## Start Data entries
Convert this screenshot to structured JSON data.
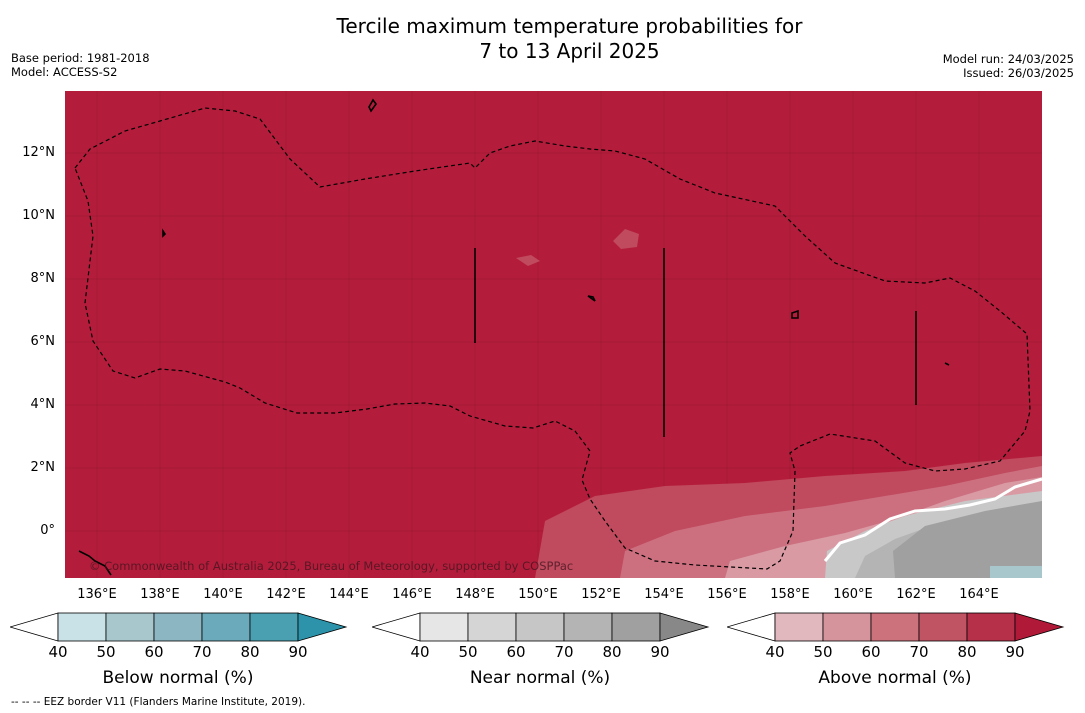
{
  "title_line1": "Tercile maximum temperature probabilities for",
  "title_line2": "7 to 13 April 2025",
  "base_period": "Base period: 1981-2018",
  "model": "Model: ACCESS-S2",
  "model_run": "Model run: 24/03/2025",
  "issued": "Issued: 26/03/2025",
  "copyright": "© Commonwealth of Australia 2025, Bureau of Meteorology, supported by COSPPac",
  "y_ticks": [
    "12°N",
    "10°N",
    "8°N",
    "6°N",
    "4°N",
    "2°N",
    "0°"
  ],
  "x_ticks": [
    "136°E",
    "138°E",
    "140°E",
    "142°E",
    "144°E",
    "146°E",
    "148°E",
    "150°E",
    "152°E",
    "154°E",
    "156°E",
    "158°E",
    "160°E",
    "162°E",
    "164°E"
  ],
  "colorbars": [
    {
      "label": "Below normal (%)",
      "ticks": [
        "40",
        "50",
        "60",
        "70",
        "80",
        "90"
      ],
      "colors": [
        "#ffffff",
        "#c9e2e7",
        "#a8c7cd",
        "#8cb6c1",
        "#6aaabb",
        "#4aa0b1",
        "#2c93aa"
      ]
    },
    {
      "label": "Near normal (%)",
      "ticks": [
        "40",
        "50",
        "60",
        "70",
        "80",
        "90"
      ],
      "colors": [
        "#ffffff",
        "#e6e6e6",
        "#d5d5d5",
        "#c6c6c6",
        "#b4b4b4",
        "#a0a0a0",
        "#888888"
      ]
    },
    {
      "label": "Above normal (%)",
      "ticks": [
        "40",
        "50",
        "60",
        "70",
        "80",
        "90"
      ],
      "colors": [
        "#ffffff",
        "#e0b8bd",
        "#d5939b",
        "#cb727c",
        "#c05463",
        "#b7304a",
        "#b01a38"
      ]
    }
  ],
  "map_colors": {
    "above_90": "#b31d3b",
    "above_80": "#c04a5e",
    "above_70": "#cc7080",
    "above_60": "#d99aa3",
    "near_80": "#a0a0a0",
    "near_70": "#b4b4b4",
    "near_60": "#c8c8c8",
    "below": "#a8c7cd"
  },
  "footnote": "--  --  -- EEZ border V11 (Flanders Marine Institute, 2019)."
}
## End Data entries
## Start Data entries
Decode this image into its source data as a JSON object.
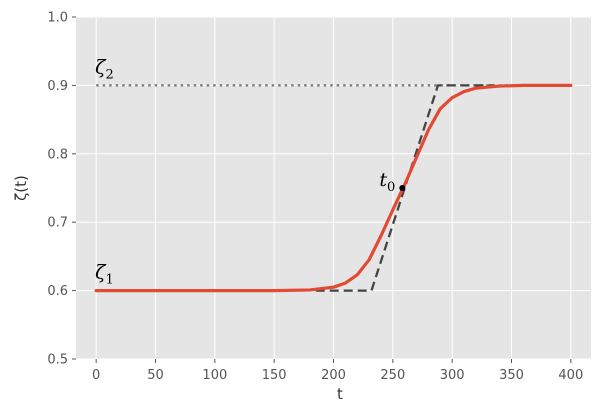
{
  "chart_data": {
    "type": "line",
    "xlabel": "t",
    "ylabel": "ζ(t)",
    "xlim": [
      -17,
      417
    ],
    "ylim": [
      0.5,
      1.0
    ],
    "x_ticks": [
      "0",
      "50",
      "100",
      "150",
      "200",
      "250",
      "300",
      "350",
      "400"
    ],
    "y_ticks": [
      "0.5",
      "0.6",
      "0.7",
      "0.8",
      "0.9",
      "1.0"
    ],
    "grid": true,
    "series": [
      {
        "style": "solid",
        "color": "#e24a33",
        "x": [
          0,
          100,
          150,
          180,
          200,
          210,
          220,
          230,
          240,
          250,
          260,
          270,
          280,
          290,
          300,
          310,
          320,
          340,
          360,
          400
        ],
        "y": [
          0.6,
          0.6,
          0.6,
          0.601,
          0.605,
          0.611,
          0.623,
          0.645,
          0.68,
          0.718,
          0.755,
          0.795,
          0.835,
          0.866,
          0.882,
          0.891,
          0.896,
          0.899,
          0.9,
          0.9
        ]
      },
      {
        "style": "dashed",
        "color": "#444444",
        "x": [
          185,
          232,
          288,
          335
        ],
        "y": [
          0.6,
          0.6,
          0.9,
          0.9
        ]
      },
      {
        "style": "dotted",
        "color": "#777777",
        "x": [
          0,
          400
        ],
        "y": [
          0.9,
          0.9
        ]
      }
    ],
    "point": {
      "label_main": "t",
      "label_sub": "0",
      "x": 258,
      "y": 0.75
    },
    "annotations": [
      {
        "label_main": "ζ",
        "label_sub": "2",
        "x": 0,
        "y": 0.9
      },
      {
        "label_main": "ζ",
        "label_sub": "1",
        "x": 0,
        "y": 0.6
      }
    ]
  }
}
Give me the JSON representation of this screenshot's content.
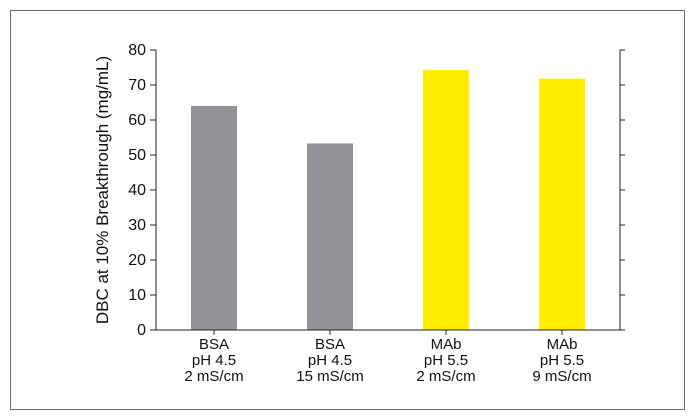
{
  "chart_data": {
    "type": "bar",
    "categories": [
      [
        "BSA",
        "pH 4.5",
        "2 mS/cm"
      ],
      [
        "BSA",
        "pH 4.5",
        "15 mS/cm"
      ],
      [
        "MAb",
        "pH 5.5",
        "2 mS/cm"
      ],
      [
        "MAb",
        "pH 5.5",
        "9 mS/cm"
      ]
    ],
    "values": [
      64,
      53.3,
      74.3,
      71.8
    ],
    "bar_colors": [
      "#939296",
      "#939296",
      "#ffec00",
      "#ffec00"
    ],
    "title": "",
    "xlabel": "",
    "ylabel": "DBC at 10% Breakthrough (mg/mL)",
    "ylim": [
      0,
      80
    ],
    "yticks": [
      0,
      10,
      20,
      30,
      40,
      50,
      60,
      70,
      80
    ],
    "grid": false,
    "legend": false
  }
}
## End Data entries
◆ **Set task**:
Pull out every line in the material above where "style" occurs.

◆ **Exercise result**:
        "style": "solid",
        "style": "dashed",
        "style": "dotted",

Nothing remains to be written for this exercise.